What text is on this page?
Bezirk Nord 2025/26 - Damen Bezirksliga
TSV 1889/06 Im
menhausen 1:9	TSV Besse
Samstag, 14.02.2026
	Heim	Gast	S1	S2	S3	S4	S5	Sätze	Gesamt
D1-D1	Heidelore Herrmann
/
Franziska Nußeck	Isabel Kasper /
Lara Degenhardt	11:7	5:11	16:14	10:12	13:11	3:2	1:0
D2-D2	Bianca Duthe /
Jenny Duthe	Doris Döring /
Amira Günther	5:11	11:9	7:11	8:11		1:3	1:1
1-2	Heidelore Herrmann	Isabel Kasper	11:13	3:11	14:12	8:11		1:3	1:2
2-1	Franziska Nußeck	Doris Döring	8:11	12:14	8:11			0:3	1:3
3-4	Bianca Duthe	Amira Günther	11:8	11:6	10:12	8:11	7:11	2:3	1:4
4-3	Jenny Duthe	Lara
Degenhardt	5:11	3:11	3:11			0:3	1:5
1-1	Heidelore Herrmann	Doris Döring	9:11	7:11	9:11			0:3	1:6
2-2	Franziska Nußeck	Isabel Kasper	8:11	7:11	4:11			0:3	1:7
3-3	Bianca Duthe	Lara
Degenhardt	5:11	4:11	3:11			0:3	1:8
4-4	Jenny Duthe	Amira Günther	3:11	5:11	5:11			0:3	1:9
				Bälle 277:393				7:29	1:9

⁂

REQUEST: Count each line of the entries that holds the word "Jenny", then state the total and nothing more.

RESPONSE BELOW: 3